Exercise brief:
Reproduce each line exactly, including spacing and punctuation.
-- BEGIN Input data --
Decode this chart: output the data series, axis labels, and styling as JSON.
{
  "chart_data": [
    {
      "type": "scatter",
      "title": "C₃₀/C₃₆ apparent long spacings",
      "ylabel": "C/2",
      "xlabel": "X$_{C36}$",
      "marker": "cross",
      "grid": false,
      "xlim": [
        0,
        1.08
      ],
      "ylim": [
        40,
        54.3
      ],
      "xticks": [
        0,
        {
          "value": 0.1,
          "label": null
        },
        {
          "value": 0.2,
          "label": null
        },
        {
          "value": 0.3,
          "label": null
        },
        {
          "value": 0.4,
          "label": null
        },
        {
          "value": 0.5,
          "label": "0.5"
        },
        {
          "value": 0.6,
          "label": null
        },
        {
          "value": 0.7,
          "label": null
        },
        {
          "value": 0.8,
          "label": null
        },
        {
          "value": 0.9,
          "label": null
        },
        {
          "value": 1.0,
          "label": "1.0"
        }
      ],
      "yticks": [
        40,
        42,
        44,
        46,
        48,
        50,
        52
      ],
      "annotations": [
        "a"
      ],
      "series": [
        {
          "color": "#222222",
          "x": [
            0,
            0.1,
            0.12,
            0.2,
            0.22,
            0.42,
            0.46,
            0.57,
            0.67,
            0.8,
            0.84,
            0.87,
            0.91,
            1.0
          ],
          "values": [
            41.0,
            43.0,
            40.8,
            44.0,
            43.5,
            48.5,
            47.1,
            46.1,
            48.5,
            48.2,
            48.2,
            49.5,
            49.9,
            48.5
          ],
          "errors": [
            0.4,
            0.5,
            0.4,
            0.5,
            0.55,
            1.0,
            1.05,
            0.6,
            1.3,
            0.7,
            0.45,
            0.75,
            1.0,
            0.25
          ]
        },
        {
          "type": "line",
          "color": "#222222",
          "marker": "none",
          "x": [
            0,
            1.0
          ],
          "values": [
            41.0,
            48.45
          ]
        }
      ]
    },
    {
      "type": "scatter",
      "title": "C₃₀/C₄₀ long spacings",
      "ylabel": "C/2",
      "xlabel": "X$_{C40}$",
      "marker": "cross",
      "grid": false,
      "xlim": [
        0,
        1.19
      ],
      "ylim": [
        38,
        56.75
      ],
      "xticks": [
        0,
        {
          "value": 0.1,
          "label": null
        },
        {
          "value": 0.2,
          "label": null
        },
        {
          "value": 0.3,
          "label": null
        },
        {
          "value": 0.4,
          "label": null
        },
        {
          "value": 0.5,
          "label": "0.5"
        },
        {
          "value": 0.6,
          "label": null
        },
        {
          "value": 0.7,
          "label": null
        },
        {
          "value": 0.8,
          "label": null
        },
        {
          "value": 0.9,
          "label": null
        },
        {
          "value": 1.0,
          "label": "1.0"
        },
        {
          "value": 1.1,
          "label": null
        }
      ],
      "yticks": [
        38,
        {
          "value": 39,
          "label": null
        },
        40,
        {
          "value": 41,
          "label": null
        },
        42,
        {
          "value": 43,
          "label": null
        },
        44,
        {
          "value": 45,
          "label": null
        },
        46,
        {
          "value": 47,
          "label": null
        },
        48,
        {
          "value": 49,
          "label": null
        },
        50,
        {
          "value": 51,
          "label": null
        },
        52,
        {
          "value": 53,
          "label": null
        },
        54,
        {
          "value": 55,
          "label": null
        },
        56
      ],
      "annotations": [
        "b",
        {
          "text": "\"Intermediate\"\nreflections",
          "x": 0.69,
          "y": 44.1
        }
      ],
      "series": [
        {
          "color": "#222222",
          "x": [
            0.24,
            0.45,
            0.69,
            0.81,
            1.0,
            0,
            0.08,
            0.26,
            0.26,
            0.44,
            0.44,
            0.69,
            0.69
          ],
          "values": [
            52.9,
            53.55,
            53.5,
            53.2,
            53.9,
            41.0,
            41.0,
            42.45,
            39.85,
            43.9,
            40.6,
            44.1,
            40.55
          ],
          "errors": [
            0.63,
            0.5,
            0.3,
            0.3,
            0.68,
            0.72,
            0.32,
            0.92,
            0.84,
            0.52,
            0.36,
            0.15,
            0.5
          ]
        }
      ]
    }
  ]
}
-- END Input data --
Complete output:
Decode this chart: output the data series, axis labels, and styling as JSON.
{
  "chart_data": [
    {
      "type": "scatter",
      "title": "C₃₀/C₃₆ apparent long spacings",
      "ylabel": "C/2",
      "xlabel": "X$_{C36}$",
      "marker": "cross",
      "grid": false,
      "xlim": [
        0,
        1.08
      ],
      "ylim": [
        40,
        54.3
      ],
      "xticks": [
        0,
        {
          "value": 0.1,
          "label": null
        },
        {
          "value": 0.2,
          "label": null
        },
        {
          "value": 0.3,
          "label": null
        },
        {
          "value": 0.4,
          "label": null
        },
        {
          "value": 0.5,
          "label": "0.5"
        },
        {
          "value": 0.6,
          "label": null
        },
        {
          "value": 0.7,
          "label": null
        },
        {
          "value": 0.8,
          "label": null
        },
        {
          "value": 0.9,
          "label": null
        },
        {
          "value": 1.0,
          "label": "1.0"
        }
      ],
      "yticks": [
        40,
        42,
        44,
        46,
        48,
        50,
        52
      ],
      "annotations": [
        "a"
      ],
      "series": [
        {
          "color": "#222222",
          "x": [
            0,
            0.1,
            0.12,
            0.2,
            0.22,
            0.42,
            0.46,
            0.57,
            0.67,
            0.8,
            0.84,
            0.87,
            0.91,
            1.0
          ],
          "values": [
            41.0,
            43.0,
            40.8,
            44.0,
            43.5,
            48.5,
            47.1,
            46.1,
            48.5,
            48.2,
            48.2,
            49.5,
            49.9,
            48.5
          ],
          "errors": [
            0.4,
            0.5,
            0.4,
            0.5,
            0.55,
            1.0,
            1.05,
            0.6,
            1.3,
            0.7,
            0.45,
            0.75,
            1.0,
            0.25
          ]
        },
        {
          "type": "line",
          "color": "#222222",
          "marker": "none",
          "x": [
            0,
            1.0
          ],
          "values": [
            41.0,
            48.45
          ]
        }
      ]
    },
    {
      "type": "scatter",
      "title": "C₃₀/C₄₀ long spacings",
      "ylabel": "C/2",
      "xlabel": "X$_{C40}$",
      "marker": "cross",
      "grid": false,
      "xlim": [
        0,
        1.19
      ],
      "ylim": [
        38,
        56.75
      ],
      "xticks": [
        0,
        {
          "value": 0.1,
          "label": null
        },
        {
          "value": 0.2,
          "label": null
        },
        {
          "value": 0.3,
          "label": null
        },
        {
          "value": 0.4,
          "label": null
        },
        {
          "value": 0.5,
          "label": "0.5"
        },
        {
          "value": 0.6,
          "label": null
        },
        {
          "value": 0.7,
          "label": null
        },
        {
          "value": 0.8,
          "label": null
        },
        {
          "value": 0.9,
          "label": null
        },
        {
          "value": 1.0,
          "label": "1.0"
        },
        {
          "value": 1.1,
          "label": null
        }
      ],
      "yticks": [
        38,
        {
          "value": 39,
          "label": null
        },
        40,
        {
          "value": 41,
          "label": null
        },
        42,
        {
          "value": 43,
          "label": null
        },
        44,
        {
          "value": 45,
          "label": null
        },
        46,
        {
          "value": 47,
          "label": null
        },
        48,
        {
          "value": 49,
          "label": null
        },
        50,
        {
          "value": 51,
          "label": null
        },
        52,
        {
          "value": 53,
          "label": null
        },
        54,
        {
          "value": 55,
          "label": null
        },
        56
      ],
      "annotations": [
        "b",
        {
          "text": "\"Intermediate\"\nreflections",
          "x": 0.69,
          "y": 44.1
        }
      ],
      "series": [
        {
          "color": "#222222",
          "x": [
            0.24,
            0.45,
            0.69,
            0.81,
            1.0,
            0,
            0.08,
            0.26,
            0.26,
            0.44,
            0.44,
            0.69,
            0.69
          ],
          "values": [
            52.9,
            53.55,
            53.5,
            53.2,
            53.9,
            41.0,
            41.0,
            42.45,
            39.85,
            43.9,
            40.6,
            44.1,
            40.55
          ],
          "errors": [
            0.63,
            0.5,
            0.3,
            0.3,
            0.68,
            0.72,
            0.32,
            0.92,
            0.84,
            0.52,
            0.36,
            0.15,
            0.5
          ]
        }
      ]
    }
  ]
}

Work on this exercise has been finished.